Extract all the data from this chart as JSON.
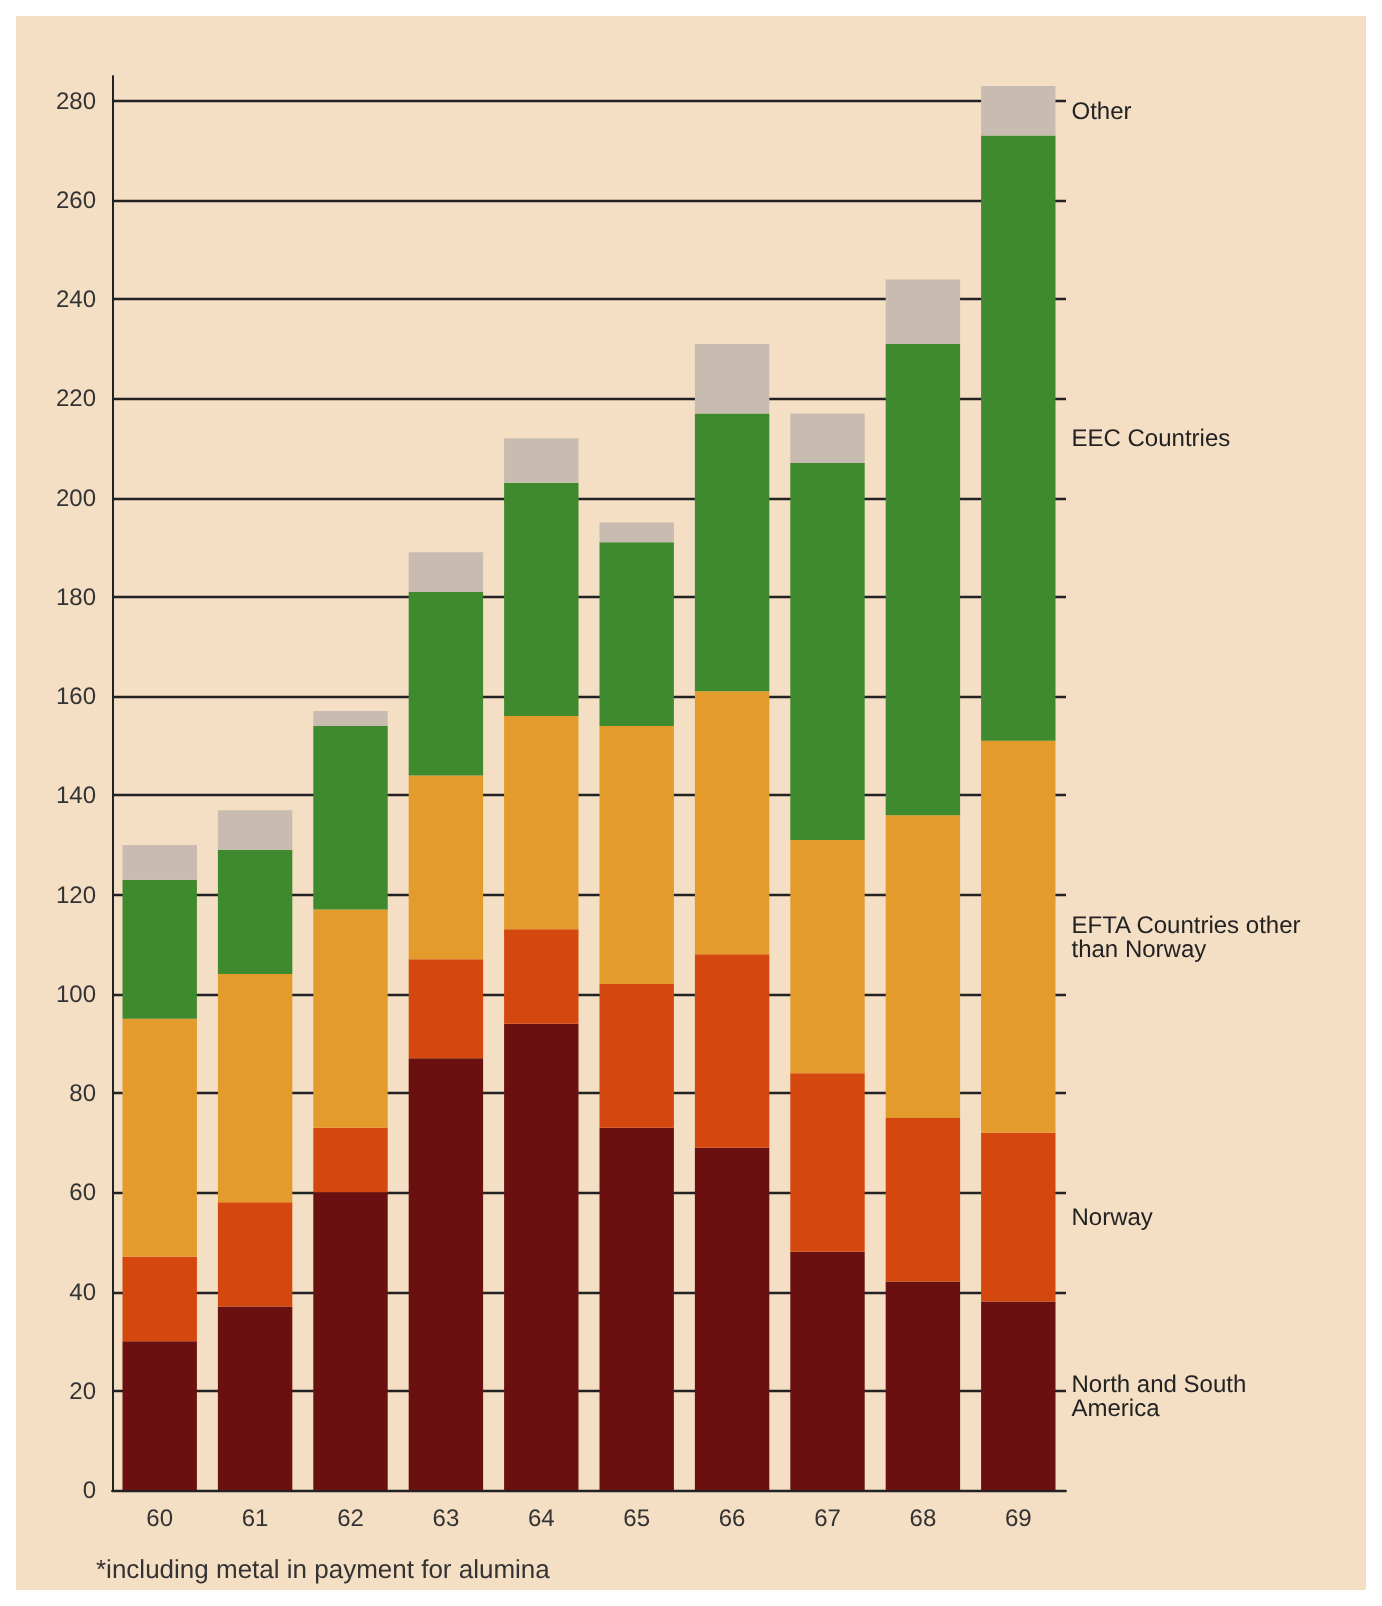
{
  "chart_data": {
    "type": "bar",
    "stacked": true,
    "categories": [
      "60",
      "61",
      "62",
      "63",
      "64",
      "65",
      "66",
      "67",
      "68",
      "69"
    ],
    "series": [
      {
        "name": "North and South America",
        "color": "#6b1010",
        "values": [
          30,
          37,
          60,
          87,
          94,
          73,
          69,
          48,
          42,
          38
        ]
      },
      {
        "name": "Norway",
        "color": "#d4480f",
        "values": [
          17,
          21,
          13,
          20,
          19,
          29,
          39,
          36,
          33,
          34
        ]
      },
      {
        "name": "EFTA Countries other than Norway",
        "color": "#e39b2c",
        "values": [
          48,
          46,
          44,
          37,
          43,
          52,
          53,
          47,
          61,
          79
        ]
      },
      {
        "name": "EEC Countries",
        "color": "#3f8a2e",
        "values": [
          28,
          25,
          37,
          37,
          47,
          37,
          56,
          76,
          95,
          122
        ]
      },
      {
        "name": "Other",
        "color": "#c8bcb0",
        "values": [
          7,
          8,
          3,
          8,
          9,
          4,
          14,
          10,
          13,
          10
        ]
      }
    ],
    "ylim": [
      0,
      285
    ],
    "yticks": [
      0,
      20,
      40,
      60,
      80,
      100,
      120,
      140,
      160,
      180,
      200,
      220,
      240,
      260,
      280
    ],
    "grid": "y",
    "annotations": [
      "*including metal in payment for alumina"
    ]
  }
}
##########
Short exercise>
Every record is to be reproduced exactly, with no pictures included.

Answer to the exercise>
Extract all the data from this chart as JSON.
{
  "chart_data": {
    "type": "bar",
    "stacked": true,
    "categories": [
      "60",
      "61",
      "62",
      "63",
      "64",
      "65",
      "66",
      "67",
      "68",
      "69"
    ],
    "series": [
      {
        "name": "North and South America",
        "color": "#6b1010",
        "values": [
          30,
          37,
          60,
          87,
          94,
          73,
          69,
          48,
          42,
          38
        ]
      },
      {
        "name": "Norway",
        "color": "#d4480f",
        "values": [
          17,
          21,
          13,
          20,
          19,
          29,
          39,
          36,
          33,
          34
        ]
      },
      {
        "name": "EFTA Countries other than Norway",
        "color": "#e39b2c",
        "values": [
          48,
          46,
          44,
          37,
          43,
          52,
          53,
          47,
          61,
          79
        ]
      },
      {
        "name": "EEC Countries",
        "color": "#3f8a2e",
        "values": [
          28,
          25,
          37,
          37,
          47,
          37,
          56,
          76,
          95,
          122
        ]
      },
      {
        "name": "Other",
        "color": "#c8bcb0",
        "values": [
          7,
          8,
          3,
          8,
          9,
          4,
          14,
          10,
          13,
          10
        ]
      }
    ],
    "ylim": [
      0,
      285
    ],
    "yticks": [
      0,
      20,
      40,
      60,
      80,
      100,
      120,
      140,
      160,
      180,
      200,
      220,
      240,
      260,
      280
    ],
    "grid": "y",
    "annotations": [
      "*including metal in payment for alumina"
    ]
  }
}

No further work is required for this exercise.